- _Record extracts_
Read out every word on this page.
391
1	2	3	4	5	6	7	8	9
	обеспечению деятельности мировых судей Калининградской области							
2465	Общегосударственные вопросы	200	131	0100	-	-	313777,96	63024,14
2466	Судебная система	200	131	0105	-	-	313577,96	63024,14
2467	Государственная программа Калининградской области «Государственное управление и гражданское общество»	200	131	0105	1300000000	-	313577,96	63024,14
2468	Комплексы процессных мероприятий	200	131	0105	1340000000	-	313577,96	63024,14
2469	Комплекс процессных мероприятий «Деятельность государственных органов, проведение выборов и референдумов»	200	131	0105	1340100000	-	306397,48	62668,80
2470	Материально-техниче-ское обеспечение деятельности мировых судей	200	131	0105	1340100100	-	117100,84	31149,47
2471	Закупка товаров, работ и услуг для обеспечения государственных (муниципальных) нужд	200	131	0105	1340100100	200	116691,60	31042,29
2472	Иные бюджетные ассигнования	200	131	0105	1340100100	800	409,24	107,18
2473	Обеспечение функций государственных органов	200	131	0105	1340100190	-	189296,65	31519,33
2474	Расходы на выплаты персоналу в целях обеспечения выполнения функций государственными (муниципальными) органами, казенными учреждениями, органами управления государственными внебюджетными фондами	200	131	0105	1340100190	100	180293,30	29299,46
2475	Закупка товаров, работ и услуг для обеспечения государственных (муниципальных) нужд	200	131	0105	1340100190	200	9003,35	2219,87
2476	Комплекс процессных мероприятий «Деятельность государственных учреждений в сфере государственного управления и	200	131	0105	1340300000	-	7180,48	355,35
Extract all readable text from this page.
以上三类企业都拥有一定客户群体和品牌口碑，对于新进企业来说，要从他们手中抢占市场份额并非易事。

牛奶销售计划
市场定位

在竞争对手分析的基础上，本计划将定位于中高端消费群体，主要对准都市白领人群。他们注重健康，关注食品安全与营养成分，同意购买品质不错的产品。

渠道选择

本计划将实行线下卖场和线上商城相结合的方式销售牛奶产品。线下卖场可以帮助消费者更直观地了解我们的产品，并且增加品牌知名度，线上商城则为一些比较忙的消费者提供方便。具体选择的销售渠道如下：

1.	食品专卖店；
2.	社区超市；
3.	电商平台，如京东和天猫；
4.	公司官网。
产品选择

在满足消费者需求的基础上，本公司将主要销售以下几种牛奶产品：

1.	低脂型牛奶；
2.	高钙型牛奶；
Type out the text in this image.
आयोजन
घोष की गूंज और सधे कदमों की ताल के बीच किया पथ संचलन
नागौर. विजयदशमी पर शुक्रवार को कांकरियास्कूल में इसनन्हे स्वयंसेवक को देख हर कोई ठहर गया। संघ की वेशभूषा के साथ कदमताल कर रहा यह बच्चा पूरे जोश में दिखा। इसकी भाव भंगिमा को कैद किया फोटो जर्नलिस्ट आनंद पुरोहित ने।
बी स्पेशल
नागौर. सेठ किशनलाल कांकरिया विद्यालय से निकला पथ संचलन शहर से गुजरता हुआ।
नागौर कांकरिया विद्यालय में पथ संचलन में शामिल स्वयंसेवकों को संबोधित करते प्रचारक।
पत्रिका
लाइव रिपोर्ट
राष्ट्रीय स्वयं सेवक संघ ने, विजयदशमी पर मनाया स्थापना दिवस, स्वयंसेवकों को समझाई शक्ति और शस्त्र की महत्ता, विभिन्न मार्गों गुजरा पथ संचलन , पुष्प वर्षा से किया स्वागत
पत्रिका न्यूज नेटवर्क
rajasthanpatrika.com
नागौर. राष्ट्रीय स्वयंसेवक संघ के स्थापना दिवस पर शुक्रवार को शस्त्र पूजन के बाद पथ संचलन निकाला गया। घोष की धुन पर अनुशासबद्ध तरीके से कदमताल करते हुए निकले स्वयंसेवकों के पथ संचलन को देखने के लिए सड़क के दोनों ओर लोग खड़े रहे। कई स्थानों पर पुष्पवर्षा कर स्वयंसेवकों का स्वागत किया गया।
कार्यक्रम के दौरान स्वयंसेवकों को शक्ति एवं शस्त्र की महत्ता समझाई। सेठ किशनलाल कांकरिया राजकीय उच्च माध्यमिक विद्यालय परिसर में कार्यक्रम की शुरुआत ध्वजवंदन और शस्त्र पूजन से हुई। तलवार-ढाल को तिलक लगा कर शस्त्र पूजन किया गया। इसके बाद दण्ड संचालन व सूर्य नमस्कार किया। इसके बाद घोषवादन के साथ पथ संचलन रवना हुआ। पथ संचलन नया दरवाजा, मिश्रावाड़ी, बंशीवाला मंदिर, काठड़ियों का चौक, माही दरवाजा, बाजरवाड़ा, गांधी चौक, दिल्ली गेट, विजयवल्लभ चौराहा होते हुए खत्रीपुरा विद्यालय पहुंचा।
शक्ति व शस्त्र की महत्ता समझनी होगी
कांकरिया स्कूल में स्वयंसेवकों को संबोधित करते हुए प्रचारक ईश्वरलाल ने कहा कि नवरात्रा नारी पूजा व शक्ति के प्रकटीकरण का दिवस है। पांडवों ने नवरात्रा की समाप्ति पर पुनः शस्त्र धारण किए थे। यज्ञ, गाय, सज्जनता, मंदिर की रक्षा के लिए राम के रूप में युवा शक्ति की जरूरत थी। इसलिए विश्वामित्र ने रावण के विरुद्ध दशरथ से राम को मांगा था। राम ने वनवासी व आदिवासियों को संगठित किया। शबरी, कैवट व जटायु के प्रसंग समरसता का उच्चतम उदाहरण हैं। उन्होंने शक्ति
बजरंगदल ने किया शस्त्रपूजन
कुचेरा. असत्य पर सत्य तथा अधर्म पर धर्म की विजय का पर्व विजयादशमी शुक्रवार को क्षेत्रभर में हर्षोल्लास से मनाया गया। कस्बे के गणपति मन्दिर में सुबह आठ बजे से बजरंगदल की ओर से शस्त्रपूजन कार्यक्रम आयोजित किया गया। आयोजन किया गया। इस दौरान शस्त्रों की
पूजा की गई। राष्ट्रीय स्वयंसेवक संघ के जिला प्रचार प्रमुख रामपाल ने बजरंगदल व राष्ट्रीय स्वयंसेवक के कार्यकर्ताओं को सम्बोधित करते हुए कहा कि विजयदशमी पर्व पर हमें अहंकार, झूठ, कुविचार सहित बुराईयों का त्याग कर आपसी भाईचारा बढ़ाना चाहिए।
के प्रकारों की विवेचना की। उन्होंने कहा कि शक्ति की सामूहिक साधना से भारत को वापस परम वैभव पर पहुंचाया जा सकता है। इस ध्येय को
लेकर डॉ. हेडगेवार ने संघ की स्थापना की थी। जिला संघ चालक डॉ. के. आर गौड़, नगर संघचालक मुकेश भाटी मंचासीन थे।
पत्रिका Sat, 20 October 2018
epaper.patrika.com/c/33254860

- _Set problem_
The entries above should be repeated exactly, every one of them.

- _Worked solution_
Read out every word on this page.
391
1	2	3	4	5	6	7	8	9
	обеспечению деятельности мировых судей Калининградской области							
2465	Общегосударственные вопросы	200	131	0100	-	-	313777,96	63024,14
2466	Судебная система	200	131	0105	-	-	313577,96	63024,14
2467	Государственная программа Калининградской области «Государственное управление и гражданское общество»	200	131	0105	1300000000	-	313577,96	63024,14
2468	Комплексы процессных мероприятий	200	131	0105	1340000000	-	313577,96	63024,14
2469	Комплекс процессных мероприятий «Деятельность государственных органов, проведение выборов и референдумов»	200	131	0105	1340100000	-	306397,48	62668,80
2470	Материально-техниче-ское обеспечение деятельности мировых судей	200	131	0105	1340100100	-	117100,84	31149,47
2471	Закупка товаров, работ и услуг для обеспечения государственных (муниципальных) нужд	200	131	0105	1340100100	200	116691,60	31042,29
2472	Иные бюджетные ассигнования	200	131	0105	1340100100	800	409,24	107,18
2473	Обеспечение функций государственных органов	200	131	0105	1340100190	-	189296,65	31519,33
2474	Расходы на выплаты персоналу в целях обеспечения выполнения функций государственными (муниципальными) органами, казенными учреждениями, органами управления государственными внебюджетными фондами	200	131	0105	1340100190	100	180293,30	29299,46
2475	Закупка товаров, работ и услуг для обеспечения государственных (муниципальных) нужд	200	131	0105	1340100190	200	9003,35	2219,87
2476	Комплекс процессных мероприятий «Деятельность государственных учреждений в сфере государственного управления и	200	131	0105	1340300000	-	7180,48	355,35
Extract all readable text from this page.
以上三类企业都拥有一定客户群体和品牌口碑，对于新进企业来说，要从他们手中抢占市场份额并非易事。

牛奶销售计划
市场定位

在竞争对手分析的基础上，本计划将定位于中高端消费群体，主要对准都市白领人群。他们注重健康，关注食品安全与营养成分，同意购买品质不错的产品。

渠道选择

本计划将实行线下卖场和线上商城相结合的方式销售牛奶产品。线下卖场可以帮助消费者更直观地了解我们的产品，并且增加品牌知名度，线上商城则为一些比较忙的消费者提供方便。具体选择的销售渠道如下：

1.	食品专卖店；
2.	社区超市；
3.	电商平台，如京东和天猫；
4.	公司官网。
产品选择

在满足消费者需求的基础上，本公司将主要销售以下几种牛奶产品：

1.	低脂型牛奶；
2.	高钙型牛奶；
Type out the text in this image.
आयोजन
घोष की गूंज और सधे कदमों की ताल के बीच किया पथ संचलन
नागौर. विजयदशमी पर शुक्रवार को कांकरियास्कूल में इसनन्हे स्वयंसेवक को देख हर कोई ठहर गया। संघ की वेशभूषा के साथ कदमताल कर रहा यह बच्चा पूरे जोश में दिखा। इसकी भाव भंगिमा को कैद किया फोटो जर्नलिस्ट आनंद पुरोहित ने।
बी स्पेशल
नागौर. सेठ किशनलाल कांकरिया विद्यालय से निकला पथ संचलन शहर से गुजरता हुआ।
नागौर कांकरिया विद्यालय में पथ संचलन में शामिल स्वयंसेवकों को संबोधित करते प्रचारक।
पत्रिका
लाइव रिपोर्ट
राष्ट्रीय स्वयं सेवक संघ ने, विजयदशमी पर मनाया स्थापना दिवस, स्वयंसेवकों को समझाई शक्ति और शस्त्र की महत्ता, विभिन्न मार्गों गुजरा पथ संचलन , पुष्प वर्षा से किया स्वागत
पत्रिका न्यूज नेटवर्क
rajasthanpatrika.com
नागौर. राष्ट्रीय स्वयंसेवक संघ के स्थापना दिवस पर शुक्रवार को शस्त्र पूजन के बाद पथ संचलन निकाला गया। घोष की धुन पर अनुशासबद्ध तरीके से कदमताल करते हुए निकले स्वयंसेवकों के पथ संचलन को देखने के लिए सड़क के दोनों ओर लोग खड़े रहे। कई स्थानों पर पुष्पवर्षा कर स्वयंसेवकों का स्वागत किया गया।
कार्यक्रम के दौरान स्वयंसेवकों को शक्ति एवं शस्त्र की महत्ता समझाई। सेठ किशनलाल कांकरिया राजकीय उच्च माध्यमिक विद्यालय परिसर में कार्यक्रम की शुरुआत ध्वजवंदन और शस्त्र पूजन से हुई। तलवार-ढाल को तिलक लगा कर शस्त्र पूजन किया गया। इसके बाद दण्ड संचालन व सूर्य नमस्कार किया। इसके बाद घोषवादन के साथ पथ संचलन रवना हुआ। पथ संचलन नया दरवाजा, मिश्रावाड़ी, बंशीवाला मंदिर, काठड़ियों का चौक, माही दरवाजा, बाजरवाड़ा, गांधी चौक, दिल्ली गेट, विजयवल्लभ चौराहा होते हुए खत्रीपुरा विद्यालय पहुंचा।
शक्ति व शस्त्र की महत्ता समझनी होगी
कांकरिया स्कूल में स्वयंसेवकों को संबोधित करते हुए प्रचारक ईश्वरलाल ने कहा कि नवरात्रा नारी पूजा व शक्ति के प्रकटीकरण का दिवस है। पांडवों ने नवरात्रा की समाप्ति पर पुनः शस्त्र धारण किए थे। यज्ञ, गाय, सज्जनता, मंदिर की रक्षा के लिए राम के रूप में युवा शक्ति की जरूरत थी। इसलिए विश्वामित्र ने रावण के विरुद्ध दशरथ से राम को मांगा था। राम ने वनवासी व आदिवासियों को संगठित किया। शबरी, कैवट व जटायु के प्रसंग समरसता का उच्चतम उदाहरण हैं। उन्होंने शक्ति
बजरंगदल ने किया शस्त्रपूजन
कुचेरा. असत्य पर सत्य तथा अधर्म पर धर्म की विजय का पर्व विजयादशमी शुक्रवार को क्षेत्रभर में हर्षोल्लास से मनाया गया। कस्बे के गणपति मन्दिर में सुबह आठ बजे से बजरंगदल की ओर से शस्त्रपूजन कार्यक्रम आयोजित किया गया। आयोजन किया गया। इस दौरान शस्त्रों की
पूजा की गई। राष्ट्रीय स्वयंसेवक संघ के जिला प्रचार प्रमुख रामपाल ने बजरंगदल व राष्ट्रीय स्वयंसेवक के कार्यकर्ताओं को सम्बोधित करते हुए कहा कि विजयदशमी पर्व पर हमें अहंकार, झूठ, कुविचार सहित बुराईयों का त्याग कर आपसी भाईचारा बढ़ाना चाहिए।
के प्रकारों की विवेचना की। उन्होंने कहा कि शक्ति की सामूहिक साधना से भारत को वापस परम वैभव पर पहुंचाया जा सकता है। इस ध्येय को
लेकर डॉ. हेडगेवार ने संघ की स्थापना की थी। जिला संघ चालक डॉ. के. आर गौड़, नगर संघचालक मुकेश भाटी मंचासीन थे।
पत्रिका Sat, 20 October 2018
epaper.patrika.com/c/33254860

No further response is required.